Given information |

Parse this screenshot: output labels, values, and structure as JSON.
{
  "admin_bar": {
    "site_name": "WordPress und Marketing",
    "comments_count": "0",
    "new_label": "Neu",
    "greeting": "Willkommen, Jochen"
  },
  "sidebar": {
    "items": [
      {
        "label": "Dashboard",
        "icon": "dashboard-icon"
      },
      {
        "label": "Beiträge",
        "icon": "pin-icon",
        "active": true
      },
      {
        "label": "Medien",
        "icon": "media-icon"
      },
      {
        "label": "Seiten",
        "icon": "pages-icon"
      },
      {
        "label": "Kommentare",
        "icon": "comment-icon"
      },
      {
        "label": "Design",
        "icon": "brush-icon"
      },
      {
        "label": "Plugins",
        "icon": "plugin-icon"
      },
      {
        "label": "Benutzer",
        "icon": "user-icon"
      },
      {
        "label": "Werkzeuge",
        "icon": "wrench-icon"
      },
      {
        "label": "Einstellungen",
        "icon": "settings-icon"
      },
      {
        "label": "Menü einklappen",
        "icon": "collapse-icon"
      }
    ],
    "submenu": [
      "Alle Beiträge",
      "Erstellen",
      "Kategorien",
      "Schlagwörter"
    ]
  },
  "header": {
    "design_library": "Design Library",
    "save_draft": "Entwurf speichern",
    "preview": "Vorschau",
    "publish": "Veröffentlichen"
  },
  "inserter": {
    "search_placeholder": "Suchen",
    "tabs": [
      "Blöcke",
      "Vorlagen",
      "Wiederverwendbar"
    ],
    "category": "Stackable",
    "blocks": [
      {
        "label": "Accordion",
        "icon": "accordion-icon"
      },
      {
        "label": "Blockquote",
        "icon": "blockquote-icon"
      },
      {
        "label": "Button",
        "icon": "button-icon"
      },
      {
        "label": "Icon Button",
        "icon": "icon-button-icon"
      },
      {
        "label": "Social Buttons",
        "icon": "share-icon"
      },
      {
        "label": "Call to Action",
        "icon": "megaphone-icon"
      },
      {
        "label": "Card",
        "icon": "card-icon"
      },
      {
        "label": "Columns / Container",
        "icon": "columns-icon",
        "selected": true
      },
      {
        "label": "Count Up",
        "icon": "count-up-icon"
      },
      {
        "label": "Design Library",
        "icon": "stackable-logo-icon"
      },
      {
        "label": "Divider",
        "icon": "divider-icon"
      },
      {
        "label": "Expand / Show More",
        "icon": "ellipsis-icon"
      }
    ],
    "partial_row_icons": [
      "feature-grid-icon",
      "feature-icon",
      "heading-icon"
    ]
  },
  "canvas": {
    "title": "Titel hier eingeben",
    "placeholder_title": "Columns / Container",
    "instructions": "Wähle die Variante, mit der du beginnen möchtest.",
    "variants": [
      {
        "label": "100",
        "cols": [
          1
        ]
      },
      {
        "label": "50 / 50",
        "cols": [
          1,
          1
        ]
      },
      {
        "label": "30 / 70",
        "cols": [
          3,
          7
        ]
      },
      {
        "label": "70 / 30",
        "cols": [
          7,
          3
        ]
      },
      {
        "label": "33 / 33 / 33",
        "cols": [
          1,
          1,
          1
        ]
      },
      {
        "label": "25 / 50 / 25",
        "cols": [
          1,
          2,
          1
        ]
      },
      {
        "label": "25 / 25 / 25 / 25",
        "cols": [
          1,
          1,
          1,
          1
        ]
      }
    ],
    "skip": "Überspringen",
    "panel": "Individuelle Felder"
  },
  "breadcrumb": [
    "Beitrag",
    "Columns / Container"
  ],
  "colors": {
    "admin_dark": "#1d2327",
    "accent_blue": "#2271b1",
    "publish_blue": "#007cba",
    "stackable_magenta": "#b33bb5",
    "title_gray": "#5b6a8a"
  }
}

What is needed |
Quote the listing in full, please, keeping every line exact.

Written response |
Parse this screenshot: output labels, values, and structure as JSON.
{
  "admin_bar": {
    "site_name": "WordPress und Marketing",
    "comments_count": "0",
    "new_label": "Neu",
    "greeting": "Willkommen, Jochen"
  },
  "sidebar": {
    "items": [
      {
        "label": "Dashboard",
        "icon": "dashboard-icon"
      },
      {
        "label": "Beiträge",
        "icon": "pin-icon",
        "active": true
      },
      {
        "label": "Medien",
        "icon": "media-icon"
      },
      {
        "label": "Seiten",
        "icon": "pages-icon"
      },
      {
        "label": "Kommentare",
        "icon": "comment-icon"
      },
      {
        "label": "Design",
        "icon": "brush-icon"
      },
      {
        "label": "Plugins",
        "icon": "plugin-icon"
      },
      {
        "label": "Benutzer",
        "icon": "user-icon"
      },
      {
        "label": "Werkzeuge",
        "icon": "wrench-icon"
      },
      {
        "label": "Einstellungen",
        "icon": "settings-icon"
      },
      {
        "label": "Menü einklappen",
        "icon": "collapse-icon"
      }
    ],
    "submenu": [
      "Alle Beiträge",
      "Erstellen",
      "Kategorien",
      "Schlagwörter"
    ]
  },
  "header": {
    "design_library": "Design Library",
    "save_draft": "Entwurf speichern",
    "preview": "Vorschau",
    "publish": "Veröffentlichen"
  },
  "inserter": {
    "search_placeholder": "Suchen",
    "tabs": [
      "Blöcke",
      "Vorlagen",
      "Wiederverwendbar"
    ],
    "category": "Stackable",
    "blocks": [
      {
        "label": "Accordion",
        "icon": "accordion-icon"
      },
      {
        "label": "Blockquote",
        "icon": "blockquote-icon"
      },
      {
        "label": "Button",
        "icon": "button-icon"
      },
      {
        "label": "Icon Button",
        "icon": "icon-button-icon"
      },
      {
        "label": "Social Buttons",
        "icon": "share-icon"
      },
      {
        "label": "Call to Action",
        "icon": "megaphone-icon"
      },
      {
        "label": "Card",
        "icon": "card-icon"
      },
      {
        "label": "Columns / Container",
        "icon": "columns-icon",
        "selected": true
      },
      {
        "label": "Count Up",
        "icon": "count-up-icon"
      },
      {
        "label": "Design Library",
        "icon": "stackable-logo-icon"
      },
      {
        "label": "Divider",
        "icon": "divider-icon"
      },
      {
        "label": "Expand / Show More",
        "icon": "ellipsis-icon"
      }
    ],
    "partial_row_icons": [
      "feature-grid-icon",
      "feature-icon",
      "heading-icon"
    ]
  },
  "canvas": {
    "title": "Titel hier eingeben",
    "placeholder_title": "Columns / Container",
    "instructions": "Wähle die Variante, mit der du beginnen möchtest.",
    "variants": [
      {
        "label": "100",
        "cols": [
          1
        ]
      },
      {
        "label": "50 / 50",
        "cols": [
          1,
          1
        ]
      },
      {
        "label": "30 / 70",
        "cols": [
          3,
          7
        ]
      },
      {
        "label": "70 / 30",
        "cols": [
          7,
          3
        ]
      },
      {
        "label": "33 / 33 / 33",
        "cols": [
          1,
          1,
          1
        ]
      },
      {
        "label": "25 / 50 / 25",
        "cols": [
          1,
          2,
          1
        ]
      },
      {
        "label": "25 / 25 / 25 / 25",
        "cols": [
          1,
          1,
          1,
          1
        ]
      }
    ],
    "skip": "Überspringen",
    "panel": "Individuelle Felder"
  },
  "breadcrumb": [
    "Beitrag",
    "Columns / Container"
  ],
  "colors": {
    "admin_dark": "#1d2327",
    "accent_blue": "#2271b1",
    "publish_blue": "#007cba",
    "stackable_magenta": "#b33bb5",
    "title_gray": "#5b6a8a"
  }
}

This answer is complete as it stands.